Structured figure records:
━━━━━━

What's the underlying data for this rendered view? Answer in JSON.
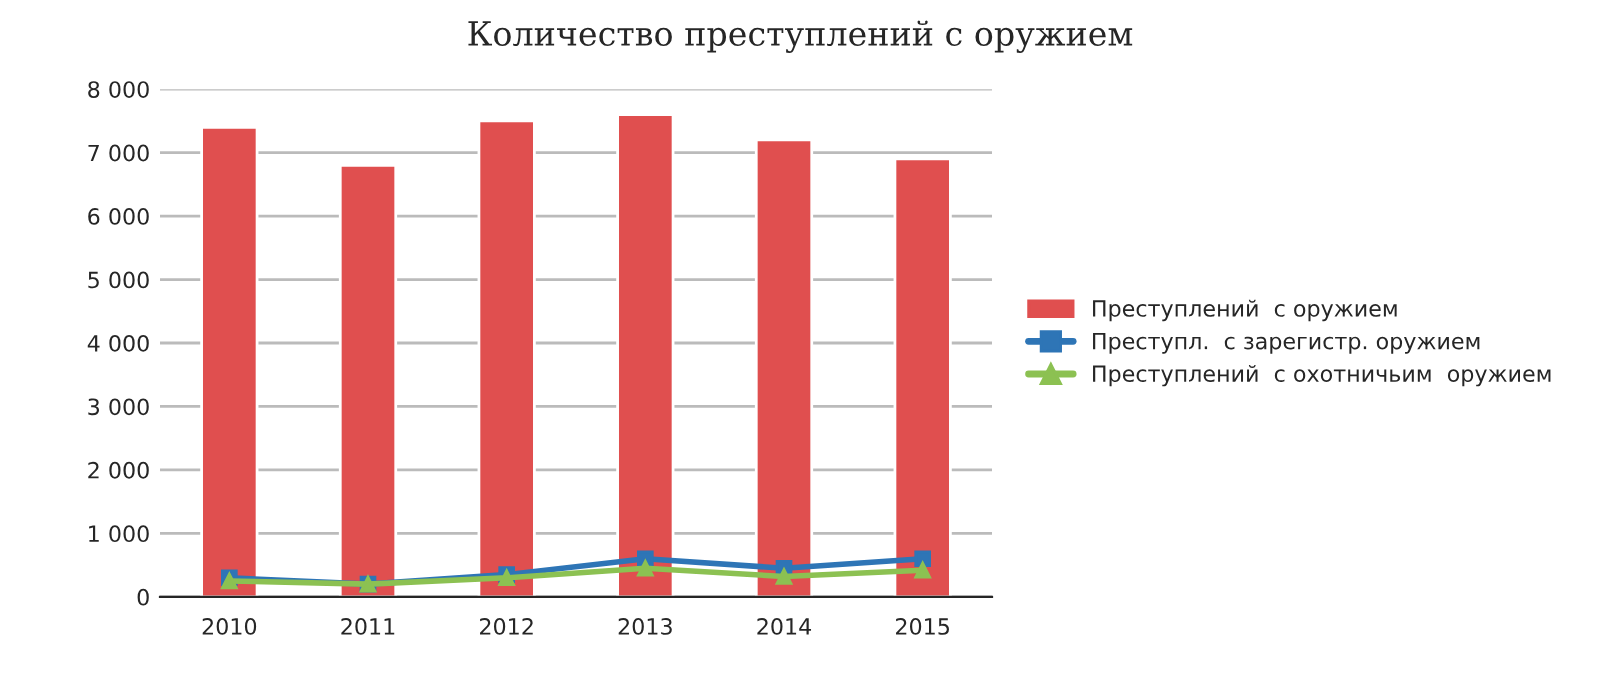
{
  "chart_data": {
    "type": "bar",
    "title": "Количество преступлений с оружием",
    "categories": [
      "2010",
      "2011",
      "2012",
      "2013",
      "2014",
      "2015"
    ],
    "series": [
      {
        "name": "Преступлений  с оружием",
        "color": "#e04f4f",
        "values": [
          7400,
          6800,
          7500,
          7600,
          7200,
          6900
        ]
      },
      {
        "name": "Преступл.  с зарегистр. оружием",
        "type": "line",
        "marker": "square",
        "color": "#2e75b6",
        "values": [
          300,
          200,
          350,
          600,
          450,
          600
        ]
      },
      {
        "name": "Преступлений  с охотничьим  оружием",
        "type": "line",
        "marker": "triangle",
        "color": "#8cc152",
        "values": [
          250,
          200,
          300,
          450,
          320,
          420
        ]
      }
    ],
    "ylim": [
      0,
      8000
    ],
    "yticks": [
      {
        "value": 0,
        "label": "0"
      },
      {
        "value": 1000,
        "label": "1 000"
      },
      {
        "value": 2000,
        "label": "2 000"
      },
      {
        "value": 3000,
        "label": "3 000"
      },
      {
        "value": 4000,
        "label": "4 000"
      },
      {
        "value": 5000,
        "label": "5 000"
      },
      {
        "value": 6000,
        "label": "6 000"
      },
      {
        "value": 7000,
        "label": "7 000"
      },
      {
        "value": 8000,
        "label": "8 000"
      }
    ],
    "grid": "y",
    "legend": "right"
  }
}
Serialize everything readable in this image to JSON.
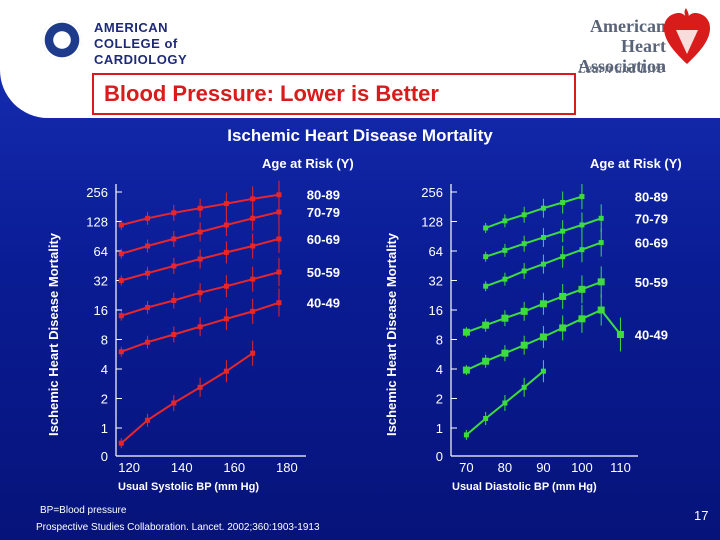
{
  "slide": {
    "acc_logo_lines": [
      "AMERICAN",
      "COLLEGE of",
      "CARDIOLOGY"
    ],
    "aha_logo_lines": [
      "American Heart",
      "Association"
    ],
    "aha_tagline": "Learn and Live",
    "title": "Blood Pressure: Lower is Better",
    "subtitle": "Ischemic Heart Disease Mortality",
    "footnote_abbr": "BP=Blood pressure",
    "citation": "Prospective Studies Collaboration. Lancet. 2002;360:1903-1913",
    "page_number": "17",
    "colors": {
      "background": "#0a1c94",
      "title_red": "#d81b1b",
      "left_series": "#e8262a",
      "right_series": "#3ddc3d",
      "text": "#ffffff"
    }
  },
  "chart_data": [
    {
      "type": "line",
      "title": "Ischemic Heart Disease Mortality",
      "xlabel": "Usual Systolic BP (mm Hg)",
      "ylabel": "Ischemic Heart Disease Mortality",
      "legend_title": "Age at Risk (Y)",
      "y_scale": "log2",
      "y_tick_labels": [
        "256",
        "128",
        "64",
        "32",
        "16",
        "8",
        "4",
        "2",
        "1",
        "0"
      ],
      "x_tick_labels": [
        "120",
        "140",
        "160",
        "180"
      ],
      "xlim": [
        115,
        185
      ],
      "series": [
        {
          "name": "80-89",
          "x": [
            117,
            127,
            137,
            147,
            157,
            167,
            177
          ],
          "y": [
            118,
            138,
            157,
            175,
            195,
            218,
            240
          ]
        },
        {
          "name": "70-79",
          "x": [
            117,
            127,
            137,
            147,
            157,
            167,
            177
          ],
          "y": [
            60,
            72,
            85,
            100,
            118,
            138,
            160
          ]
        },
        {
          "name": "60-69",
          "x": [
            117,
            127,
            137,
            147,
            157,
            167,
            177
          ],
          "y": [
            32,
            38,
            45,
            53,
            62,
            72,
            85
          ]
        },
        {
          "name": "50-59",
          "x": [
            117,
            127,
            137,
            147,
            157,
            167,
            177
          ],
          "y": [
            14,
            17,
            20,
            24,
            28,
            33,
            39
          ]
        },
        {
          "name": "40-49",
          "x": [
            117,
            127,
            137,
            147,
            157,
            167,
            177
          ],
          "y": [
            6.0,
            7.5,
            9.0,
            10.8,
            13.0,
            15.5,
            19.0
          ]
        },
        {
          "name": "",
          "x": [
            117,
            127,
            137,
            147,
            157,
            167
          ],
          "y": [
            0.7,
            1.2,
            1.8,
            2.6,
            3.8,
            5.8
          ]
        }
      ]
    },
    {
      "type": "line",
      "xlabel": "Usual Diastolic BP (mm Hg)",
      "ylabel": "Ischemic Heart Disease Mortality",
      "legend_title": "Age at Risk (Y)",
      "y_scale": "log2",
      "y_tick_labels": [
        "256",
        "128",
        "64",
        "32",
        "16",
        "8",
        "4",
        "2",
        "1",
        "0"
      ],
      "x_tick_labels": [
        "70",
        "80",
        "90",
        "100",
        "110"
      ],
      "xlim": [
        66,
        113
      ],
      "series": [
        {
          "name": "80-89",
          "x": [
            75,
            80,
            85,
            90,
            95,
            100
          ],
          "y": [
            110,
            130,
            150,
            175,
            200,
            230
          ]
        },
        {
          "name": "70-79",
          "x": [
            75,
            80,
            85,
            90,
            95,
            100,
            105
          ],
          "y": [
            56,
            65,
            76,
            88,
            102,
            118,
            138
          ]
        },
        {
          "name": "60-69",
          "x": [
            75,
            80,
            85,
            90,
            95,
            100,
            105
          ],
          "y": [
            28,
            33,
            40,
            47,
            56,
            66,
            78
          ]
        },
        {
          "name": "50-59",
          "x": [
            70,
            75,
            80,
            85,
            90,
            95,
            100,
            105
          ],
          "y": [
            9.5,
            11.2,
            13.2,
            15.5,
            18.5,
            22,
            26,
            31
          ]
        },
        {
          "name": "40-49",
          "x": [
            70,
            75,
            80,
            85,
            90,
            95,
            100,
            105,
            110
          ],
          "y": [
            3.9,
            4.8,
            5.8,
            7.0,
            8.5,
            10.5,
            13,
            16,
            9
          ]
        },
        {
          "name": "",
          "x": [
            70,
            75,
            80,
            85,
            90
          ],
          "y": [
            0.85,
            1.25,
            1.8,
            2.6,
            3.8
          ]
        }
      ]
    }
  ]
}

━━━━━━

▶ **REQUIREMENT**
Transcribe the listing above verbatim. Omit the pictures.

▶ **FULL OUTPUT**
What's the underlying data for this rendered view? Answer in JSON.
{
  "chart_data": {
    "type": "bar",
    "title": "Количество преступлений с оружием",
    "categories": [
      "2010",
      "2011",
      "2012",
      "2013",
      "2014",
      "2015"
    ],
    "series": [
      {
        "name": "Преступлений  с оружием",
        "color": "#e04f4f",
        "values": [
          7400,
          6800,
          7500,
          7600,
          7200,
          6900
        ]
      },
      {
        "name": "Преступл.  с зарегистр. оружием",
        "type": "line",
        "marker": "square",
        "color": "#2e75b6",
        "values": [
          300,
          200,
          350,
          600,
          450,
          600
        ]
      },
      {
        "name": "Преступлений  с охотничьим  оружием",
        "type": "line",
        "marker": "triangle",
        "color": "#8cc152",
        "values": [
          250,
          200,
          300,
          450,
          320,
          420
        ]
      }
    ],
    "ylim": [
      0,
      8000
    ],
    "yticks": [
      {
        "value": 0,
        "label": "0"
      },
      {
        "value": 1000,
        "label": "1 000"
      },
      {
        "value": 2000,
        "label": "2 000"
      },
      {
        "value": 3000,
        "label": "3 000"
      },
      {
        "value": 4000,
        "label": "4 000"
      },
      {
        "value": 5000,
        "label": "5 000"
      },
      {
        "value": 6000,
        "label": "6 000"
      },
      {
        "value": 7000,
        "label": "7 000"
      },
      {
        "value": 8000,
        "label": "8 000"
      }
    ],
    "grid": "y",
    "legend": "right"
  }
}
Serialize everything readable in this image to JSON.
{
  "slide": {
    "acc_logo_lines": [
      "AMERICAN",
      "COLLEGE of",
      "CARDIOLOGY"
    ],
    "aha_logo_lines": [
      "American Heart",
      "Association"
    ],
    "aha_tagline": "Learn and Live",
    "title": "Blood Pressure: Lower is Better",
    "subtitle": "Ischemic Heart Disease Mortality",
    "footnote_abbr": "BP=Blood pressure",
    "citation": "Prospective Studies Collaboration. Lancet. 2002;360:1903-1913",
    "page_number": "17",
    "colors": {
      "background": "#0a1c94",
      "title_red": "#d81b1b",
      "left_series": "#e8262a",
      "right_series": "#3ddc3d",
      "text": "#ffffff"
    }
  },
  "chart_data": [
    {
      "type": "line",
      "title": "Ischemic Heart Disease Mortality",
      "xlabel": "Usual Systolic BP (mm Hg)",
      "ylabel": "Ischemic Heart Disease Mortality",
      "legend_title": "Age at Risk (Y)",
      "y_scale": "log2",
      "y_tick_labels": [
        "256",
        "128",
        "64",
        "32",
        "16",
        "8",
        "4",
        "2",
        "1",
        "0"
      ],
      "x_tick_labels": [
        "120",
        "140",
        "160",
        "180"
      ],
      "xlim": [
        115,
        185
      ],
      "series": [
        {
          "name": "80-89",
          "x": [
            117,
            127,
            137,
            147,
            157,
            167,
            177
          ],
          "y": [
            118,
            138,
            157,
            175,
            195,
            218,
            240
          ]
        },
        {
          "name": "70-79",
          "x": [
            117,
            127,
            137,
            147,
            157,
            167,
            177
          ],
          "y": [
            60,
            72,
            85,
            100,
            118,
            138,
            160
          ]
        },
        {
          "name": "60-69",
          "x": [
            117,
            127,
            137,
            147,
            157,
            167,
            177
          ],
          "y": [
            32,
            38,
            45,
            53,
            62,
            72,
            85
          ]
        },
        {
          "name": "50-59",
          "x": [
            117,
            127,
            137,
            147,
            157,
            167,
            177
          ],
          "y": [
            14,
            17,
            20,
            24,
            28,
            33,
            39
          ]
        },
        {
          "name": "40-49",
          "x": [
            117,
            127,
            137,
            147,
            157,
            167,
            177
          ],
          "y": [
            6.0,
            7.5,
            9.0,
            10.8,
            13.0,
            15.5,
            19.0
          ]
        },
        {
          "name": "",
          "x": [
            117,
            127,
            137,
            147,
            157,
            167
          ],
          "y": [
            0.7,
            1.2,
            1.8,
            2.6,
            3.8,
            5.8
          ]
        }
      ]
    },
    {
      "type": "line",
      "xlabel": "Usual Diastolic BP (mm Hg)",
      "ylabel": "Ischemic Heart Disease Mortality",
      "legend_title": "Age at Risk (Y)",
      "y_scale": "log2",
      "y_tick_labels": [
        "256",
        "128",
        "64",
        "32",
        "16",
        "8",
        "4",
        "2",
        "1",
        "0"
      ],
      "x_tick_labels": [
        "70",
        "80",
        "90",
        "100",
        "110"
      ],
      "xlim": [
        66,
        113
      ],
      "series": [
        {
          "name": "80-89",
          "x": [
            75,
            80,
            85,
            90,
            95,
            100
          ],
          "y": [
            110,
            130,
            150,
            175,
            200,
            230
          ]
        },
        {
          "name": "70-79",
          "x": [
            75,
            80,
            85,
            90,
            95,
            100,
            105
          ],
          "y": [
            56,
            65,
            76,
            88,
            102,
            118,
            138
          ]
        },
        {
          "name": "60-69",
          "x": [
            75,
            80,
            85,
            90,
            95,
            100,
            105
          ],
          "y": [
            28,
            33,
            40,
            47,
            56,
            66,
            78
          ]
        },
        {
          "name": "50-59",
          "x": [
            70,
            75,
            80,
            85,
            90,
            95,
            100,
            105
          ],
          "y": [
            9.5,
            11.2,
            13.2,
            15.5,
            18.5,
            22,
            26,
            31
          ]
        },
        {
          "name": "40-49",
          "x": [
            70,
            75,
            80,
            85,
            90,
            95,
            100,
            105,
            110
          ],
          "y": [
            3.9,
            4.8,
            5.8,
            7.0,
            8.5,
            10.5,
            13,
            16,
            9
          ]
        },
        {
          "name": "",
          "x": [
            70,
            75,
            80,
            85,
            90
          ],
          "y": [
            0.85,
            1.25,
            1.8,
            2.6,
            3.8
          ]
        }
      ]
    }
  ]
}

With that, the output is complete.